# [Exercise description]
Rewrite the stretch of the data from its start through the line containing "macd-histogram-bar xyxy=(346,787,350,794)", replacing "candle-bar" with "candlestick-bar" wherever it occurs and keeping everything else unchanged.

# [Coordinate annotation records]
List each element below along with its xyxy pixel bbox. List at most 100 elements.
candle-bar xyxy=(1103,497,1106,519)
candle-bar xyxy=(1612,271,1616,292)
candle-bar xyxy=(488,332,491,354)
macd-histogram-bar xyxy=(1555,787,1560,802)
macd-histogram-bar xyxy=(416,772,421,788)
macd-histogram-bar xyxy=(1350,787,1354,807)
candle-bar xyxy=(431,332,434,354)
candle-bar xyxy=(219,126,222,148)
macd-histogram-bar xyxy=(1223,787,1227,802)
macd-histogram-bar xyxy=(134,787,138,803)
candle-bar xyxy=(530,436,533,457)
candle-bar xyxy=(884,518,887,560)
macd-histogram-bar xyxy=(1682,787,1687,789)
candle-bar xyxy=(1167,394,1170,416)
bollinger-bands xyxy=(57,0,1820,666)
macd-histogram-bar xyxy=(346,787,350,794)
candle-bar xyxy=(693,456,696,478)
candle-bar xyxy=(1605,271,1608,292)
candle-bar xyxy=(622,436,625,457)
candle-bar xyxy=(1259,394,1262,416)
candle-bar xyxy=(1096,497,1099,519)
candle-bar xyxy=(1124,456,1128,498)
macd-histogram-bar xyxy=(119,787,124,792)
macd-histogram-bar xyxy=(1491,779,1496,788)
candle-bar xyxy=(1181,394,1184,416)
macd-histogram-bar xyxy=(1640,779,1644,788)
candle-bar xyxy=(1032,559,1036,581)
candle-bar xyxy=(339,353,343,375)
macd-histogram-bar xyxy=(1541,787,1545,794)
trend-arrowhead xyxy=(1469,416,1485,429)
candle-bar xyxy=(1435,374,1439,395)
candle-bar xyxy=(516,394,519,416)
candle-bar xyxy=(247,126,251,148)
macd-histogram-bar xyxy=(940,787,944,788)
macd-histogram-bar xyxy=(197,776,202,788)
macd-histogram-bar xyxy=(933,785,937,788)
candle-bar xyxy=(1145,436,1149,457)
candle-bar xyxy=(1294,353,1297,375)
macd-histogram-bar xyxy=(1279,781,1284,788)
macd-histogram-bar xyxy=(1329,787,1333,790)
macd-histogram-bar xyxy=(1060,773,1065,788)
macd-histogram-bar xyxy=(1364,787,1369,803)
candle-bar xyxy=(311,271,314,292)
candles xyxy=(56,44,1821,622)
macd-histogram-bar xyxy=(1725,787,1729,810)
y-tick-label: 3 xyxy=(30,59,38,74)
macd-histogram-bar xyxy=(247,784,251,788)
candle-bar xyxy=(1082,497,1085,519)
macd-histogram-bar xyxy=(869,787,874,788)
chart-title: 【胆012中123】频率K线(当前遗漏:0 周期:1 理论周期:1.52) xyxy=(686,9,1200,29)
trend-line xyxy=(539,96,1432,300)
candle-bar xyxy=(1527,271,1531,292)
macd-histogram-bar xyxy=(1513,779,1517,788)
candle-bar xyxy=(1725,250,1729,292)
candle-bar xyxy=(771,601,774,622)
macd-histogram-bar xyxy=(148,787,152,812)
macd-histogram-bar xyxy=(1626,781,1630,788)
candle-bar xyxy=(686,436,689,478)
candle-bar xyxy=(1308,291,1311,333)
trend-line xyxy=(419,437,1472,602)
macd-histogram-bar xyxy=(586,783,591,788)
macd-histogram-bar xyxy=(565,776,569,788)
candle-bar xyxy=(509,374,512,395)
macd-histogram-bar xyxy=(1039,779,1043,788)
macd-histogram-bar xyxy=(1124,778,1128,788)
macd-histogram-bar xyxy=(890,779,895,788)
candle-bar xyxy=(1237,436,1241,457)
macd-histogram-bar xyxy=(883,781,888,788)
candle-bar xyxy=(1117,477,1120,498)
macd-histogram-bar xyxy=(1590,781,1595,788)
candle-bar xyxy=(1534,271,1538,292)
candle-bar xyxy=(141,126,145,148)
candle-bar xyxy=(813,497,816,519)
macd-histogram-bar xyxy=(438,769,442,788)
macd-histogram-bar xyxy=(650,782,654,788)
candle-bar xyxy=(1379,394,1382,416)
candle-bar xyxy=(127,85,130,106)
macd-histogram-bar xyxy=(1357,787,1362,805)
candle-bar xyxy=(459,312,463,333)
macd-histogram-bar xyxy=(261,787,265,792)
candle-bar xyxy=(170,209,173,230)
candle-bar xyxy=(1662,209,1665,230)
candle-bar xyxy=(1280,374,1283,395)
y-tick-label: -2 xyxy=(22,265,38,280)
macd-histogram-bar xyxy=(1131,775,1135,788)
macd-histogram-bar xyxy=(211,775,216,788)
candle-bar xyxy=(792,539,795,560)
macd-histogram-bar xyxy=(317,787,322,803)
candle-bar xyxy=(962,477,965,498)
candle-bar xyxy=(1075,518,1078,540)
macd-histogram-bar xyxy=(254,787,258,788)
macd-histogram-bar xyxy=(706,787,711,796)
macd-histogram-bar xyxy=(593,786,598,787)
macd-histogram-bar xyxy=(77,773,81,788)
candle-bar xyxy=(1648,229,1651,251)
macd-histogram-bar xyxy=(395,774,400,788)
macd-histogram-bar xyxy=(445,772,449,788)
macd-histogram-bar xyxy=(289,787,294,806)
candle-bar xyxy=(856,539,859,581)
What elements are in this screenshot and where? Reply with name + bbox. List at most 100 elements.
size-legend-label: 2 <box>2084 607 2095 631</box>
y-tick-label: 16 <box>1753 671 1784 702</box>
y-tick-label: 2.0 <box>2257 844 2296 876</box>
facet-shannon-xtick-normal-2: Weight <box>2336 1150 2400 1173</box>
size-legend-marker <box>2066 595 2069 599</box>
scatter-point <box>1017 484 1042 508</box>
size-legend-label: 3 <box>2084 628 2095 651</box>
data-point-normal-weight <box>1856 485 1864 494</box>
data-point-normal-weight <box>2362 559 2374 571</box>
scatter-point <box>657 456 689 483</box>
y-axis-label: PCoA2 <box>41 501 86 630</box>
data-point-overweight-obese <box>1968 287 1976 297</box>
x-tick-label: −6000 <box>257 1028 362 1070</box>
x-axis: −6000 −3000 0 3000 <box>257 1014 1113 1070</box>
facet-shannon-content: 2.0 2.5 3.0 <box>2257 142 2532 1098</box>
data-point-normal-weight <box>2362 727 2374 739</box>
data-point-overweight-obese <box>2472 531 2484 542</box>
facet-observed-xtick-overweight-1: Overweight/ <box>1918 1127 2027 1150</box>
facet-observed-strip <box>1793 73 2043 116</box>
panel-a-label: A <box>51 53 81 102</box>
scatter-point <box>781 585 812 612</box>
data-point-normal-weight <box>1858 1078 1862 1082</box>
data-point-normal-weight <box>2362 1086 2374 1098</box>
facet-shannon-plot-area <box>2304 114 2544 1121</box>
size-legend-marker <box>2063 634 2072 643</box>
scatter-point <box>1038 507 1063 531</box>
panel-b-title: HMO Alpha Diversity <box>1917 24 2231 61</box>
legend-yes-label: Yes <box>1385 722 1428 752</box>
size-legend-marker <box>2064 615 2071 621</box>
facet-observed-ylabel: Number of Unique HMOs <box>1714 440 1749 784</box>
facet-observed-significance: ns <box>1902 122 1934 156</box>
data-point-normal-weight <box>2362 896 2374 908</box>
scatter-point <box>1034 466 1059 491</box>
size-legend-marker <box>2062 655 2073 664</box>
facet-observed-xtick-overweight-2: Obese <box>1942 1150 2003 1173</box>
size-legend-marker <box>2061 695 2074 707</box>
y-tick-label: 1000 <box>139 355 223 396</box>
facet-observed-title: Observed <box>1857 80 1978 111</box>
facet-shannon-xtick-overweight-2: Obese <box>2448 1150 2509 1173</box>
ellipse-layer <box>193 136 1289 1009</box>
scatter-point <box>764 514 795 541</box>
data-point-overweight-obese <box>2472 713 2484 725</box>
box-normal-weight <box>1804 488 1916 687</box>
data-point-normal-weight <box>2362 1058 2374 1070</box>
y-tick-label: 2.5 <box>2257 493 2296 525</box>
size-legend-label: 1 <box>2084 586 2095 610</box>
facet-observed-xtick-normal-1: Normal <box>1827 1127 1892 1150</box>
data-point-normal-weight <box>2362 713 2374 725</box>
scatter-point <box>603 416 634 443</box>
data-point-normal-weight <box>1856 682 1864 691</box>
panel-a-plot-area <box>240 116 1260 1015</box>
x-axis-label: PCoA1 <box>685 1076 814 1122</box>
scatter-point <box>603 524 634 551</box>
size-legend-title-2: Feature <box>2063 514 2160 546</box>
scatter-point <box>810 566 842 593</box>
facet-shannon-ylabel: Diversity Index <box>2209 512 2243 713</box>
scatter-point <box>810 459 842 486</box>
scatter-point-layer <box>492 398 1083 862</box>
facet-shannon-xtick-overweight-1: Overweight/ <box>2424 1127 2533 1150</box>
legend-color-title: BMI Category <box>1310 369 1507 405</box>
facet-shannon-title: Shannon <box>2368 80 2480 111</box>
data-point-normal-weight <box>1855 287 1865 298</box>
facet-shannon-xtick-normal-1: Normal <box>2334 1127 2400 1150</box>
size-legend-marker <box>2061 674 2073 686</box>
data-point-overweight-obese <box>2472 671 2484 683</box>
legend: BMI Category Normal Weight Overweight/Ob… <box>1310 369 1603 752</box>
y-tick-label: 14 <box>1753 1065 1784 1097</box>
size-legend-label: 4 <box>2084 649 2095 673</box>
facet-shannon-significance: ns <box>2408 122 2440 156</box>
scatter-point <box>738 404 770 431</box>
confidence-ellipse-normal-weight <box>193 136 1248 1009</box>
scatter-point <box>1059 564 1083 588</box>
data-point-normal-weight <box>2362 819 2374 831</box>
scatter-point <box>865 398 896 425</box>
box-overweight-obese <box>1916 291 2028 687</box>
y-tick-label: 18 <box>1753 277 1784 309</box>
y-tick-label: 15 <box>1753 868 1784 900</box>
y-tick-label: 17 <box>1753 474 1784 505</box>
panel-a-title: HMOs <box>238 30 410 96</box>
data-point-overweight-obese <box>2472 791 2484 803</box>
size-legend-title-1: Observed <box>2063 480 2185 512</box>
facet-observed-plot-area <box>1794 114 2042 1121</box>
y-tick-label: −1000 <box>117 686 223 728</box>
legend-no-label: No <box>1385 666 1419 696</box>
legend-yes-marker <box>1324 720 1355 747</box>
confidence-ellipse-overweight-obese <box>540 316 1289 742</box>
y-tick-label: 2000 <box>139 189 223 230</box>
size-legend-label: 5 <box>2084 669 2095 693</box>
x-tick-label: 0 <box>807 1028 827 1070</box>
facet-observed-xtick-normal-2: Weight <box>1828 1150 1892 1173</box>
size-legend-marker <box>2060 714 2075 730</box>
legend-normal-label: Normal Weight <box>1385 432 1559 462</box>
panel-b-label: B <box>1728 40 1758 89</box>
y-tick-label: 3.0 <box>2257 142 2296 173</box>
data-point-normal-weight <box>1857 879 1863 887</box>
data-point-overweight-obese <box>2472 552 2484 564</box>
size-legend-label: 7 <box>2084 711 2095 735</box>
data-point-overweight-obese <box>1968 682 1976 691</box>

# [Answer to this problem]
List each element below along with its xyxy pixel bbox. List at most 100 elements.
candlestick-bar xyxy=(1103,497,1106,519)
candlestick-bar xyxy=(1612,271,1616,292)
candlestick-bar xyxy=(488,332,491,354)
macd-histogram-bar xyxy=(1555,787,1560,802)
macd-histogram-bar xyxy=(416,772,421,788)
macd-histogram-bar xyxy=(1350,787,1354,807)
candlestick-bar xyxy=(431,332,434,354)
candlestick-bar xyxy=(219,126,222,148)
macd-histogram-bar xyxy=(1223,787,1227,802)
macd-histogram-bar xyxy=(134,787,138,803)
candlestick-bar xyxy=(530,436,533,457)
candlestick-bar xyxy=(884,518,887,560)
macd-histogram-bar xyxy=(1682,787,1687,789)
candlestick-bar xyxy=(1167,394,1170,416)
bollinger-bands xyxy=(57,0,1820,666)
macd-histogram-bar xyxy=(346,787,350,794)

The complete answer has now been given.